-- begin EXTRACTED DATA --
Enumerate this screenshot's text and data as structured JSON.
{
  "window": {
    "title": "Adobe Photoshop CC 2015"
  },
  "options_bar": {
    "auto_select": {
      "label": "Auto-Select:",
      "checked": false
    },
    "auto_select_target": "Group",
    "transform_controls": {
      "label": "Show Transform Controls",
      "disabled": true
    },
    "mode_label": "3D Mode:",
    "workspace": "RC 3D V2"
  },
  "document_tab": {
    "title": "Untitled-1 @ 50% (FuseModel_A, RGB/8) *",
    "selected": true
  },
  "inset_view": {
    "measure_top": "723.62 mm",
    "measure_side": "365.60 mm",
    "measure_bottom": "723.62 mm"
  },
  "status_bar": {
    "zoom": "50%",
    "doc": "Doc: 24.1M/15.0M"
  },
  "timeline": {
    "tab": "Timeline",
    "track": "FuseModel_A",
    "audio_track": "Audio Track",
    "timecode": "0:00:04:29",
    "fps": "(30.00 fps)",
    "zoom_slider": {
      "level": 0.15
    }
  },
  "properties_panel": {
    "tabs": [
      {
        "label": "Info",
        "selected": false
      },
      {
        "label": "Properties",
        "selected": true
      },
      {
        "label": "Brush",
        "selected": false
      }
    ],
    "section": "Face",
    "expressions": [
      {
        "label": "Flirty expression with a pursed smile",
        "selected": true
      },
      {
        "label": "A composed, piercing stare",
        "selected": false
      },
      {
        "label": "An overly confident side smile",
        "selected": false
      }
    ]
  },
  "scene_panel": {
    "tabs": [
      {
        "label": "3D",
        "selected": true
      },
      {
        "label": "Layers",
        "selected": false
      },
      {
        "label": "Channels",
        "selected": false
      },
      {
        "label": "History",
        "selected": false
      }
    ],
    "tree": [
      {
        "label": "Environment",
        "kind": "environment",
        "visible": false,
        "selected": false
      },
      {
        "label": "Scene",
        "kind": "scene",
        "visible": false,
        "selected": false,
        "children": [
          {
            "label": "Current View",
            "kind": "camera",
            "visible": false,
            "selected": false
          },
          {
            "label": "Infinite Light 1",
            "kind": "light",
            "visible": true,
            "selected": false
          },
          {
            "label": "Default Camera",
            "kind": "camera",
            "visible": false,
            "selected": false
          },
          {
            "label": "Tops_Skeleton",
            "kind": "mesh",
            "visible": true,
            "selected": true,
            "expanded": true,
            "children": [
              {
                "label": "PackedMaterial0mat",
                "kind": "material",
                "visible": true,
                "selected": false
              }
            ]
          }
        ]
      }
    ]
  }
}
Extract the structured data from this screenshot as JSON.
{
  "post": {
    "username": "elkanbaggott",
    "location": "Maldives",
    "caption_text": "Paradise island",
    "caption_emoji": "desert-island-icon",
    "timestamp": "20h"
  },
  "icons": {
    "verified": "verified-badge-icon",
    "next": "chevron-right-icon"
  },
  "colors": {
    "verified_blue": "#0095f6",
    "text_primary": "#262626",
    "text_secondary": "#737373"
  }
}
-- end EXTRACTED DATA --
**EXERCISE AIM:**
Repeat the material in full, exactly as it stands.

**SOLUTION FOR THIS TASK:**
Enumerate this screenshot's text and data as structured JSON.
{
  "window": {
    "title": "Adobe Photoshop CC 2015"
  },
  "options_bar": {
    "auto_select": {
      "label": "Auto-Select:",
      "checked": false
    },
    "auto_select_target": "Group",
    "transform_controls": {
      "label": "Show Transform Controls",
      "disabled": true
    },
    "mode_label": "3D Mode:",
    "workspace": "RC 3D V2"
  },
  "document_tab": {
    "title": "Untitled-1 @ 50% (FuseModel_A, RGB/8) *",
    "selected": true
  },
  "inset_view": {
    "measure_top": "723.62 mm",
    "measure_side": "365.60 mm",
    "measure_bottom": "723.62 mm"
  },
  "status_bar": {
    "zoom": "50%",
    "doc": "Doc: 24.1M/15.0M"
  },
  "timeline": {
    "tab": "Timeline",
    "track": "FuseModel_A",
    "audio_track": "Audio Track",
    "timecode": "0:00:04:29",
    "fps": "(30.00 fps)",
    "zoom_slider": {
      "level": 0.15
    }
  },
  "properties_panel": {
    "tabs": [
      {
        "label": "Info",
        "selected": false
      },
      {
        "label": "Properties",
        "selected": true
      },
      {
        "label": "Brush",
        "selected": false
      }
    ],
    "section": "Face",
    "expressions": [
      {
        "label": "Flirty expression with a pursed smile",
        "selected": true
      },
      {
        "label": "A composed, piercing stare",
        "selected": false
      },
      {
        "label": "An overly confident side smile",
        "selected": false
      }
    ]
  },
  "scene_panel": {
    "tabs": [
      {
        "label": "3D",
        "selected": true
      },
      {
        "label": "Layers",
        "selected": false
      },
      {
        "label": "Channels",
        "selected": false
      },
      {
        "label": "History",
        "selected": false
      }
    ],
    "tree": [
      {
        "label": "Environment",
        "kind": "environment",
        "visible": false,
        "selected": false
      },
      {
        "label": "Scene",
        "kind": "scene",
        "visible": false,
        "selected": false,
        "children": [
          {
            "label": "Current View",
            "kind": "camera",
            "visible": false,
            "selected": false
          },
          {
            "label": "Infinite Light 1",
            "kind": "light",
            "visible": true,
            "selected": false
          },
          {
            "label": "Default Camera",
            "kind": "camera",
            "visible": false,
            "selected": false
          },
          {
            "label": "Tops_Skeleton",
            "kind": "mesh",
            "visible": true,
            "selected": true,
            "expanded": true,
            "children": [
              {
                "label": "PackedMaterial0mat",
                "kind": "material",
                "visible": true,
                "selected": false
              }
            ]
          }
        ]
      }
    ]
  }
}
Extract the structured data from this screenshot as JSON.
{
  "post": {
    "username": "elkanbaggott",
    "location": "Maldives",
    "caption_text": "Paradise island",
    "caption_emoji": "desert-island-icon",
    "timestamp": "20h"
  },
  "icons": {
    "verified": "verified-badge-icon",
    "next": "chevron-right-icon"
  },
  "colors": {
    "verified_blue": "#0095f6",
    "text_primary": "#262626",
    "text_secondary": "#737373"
  }
}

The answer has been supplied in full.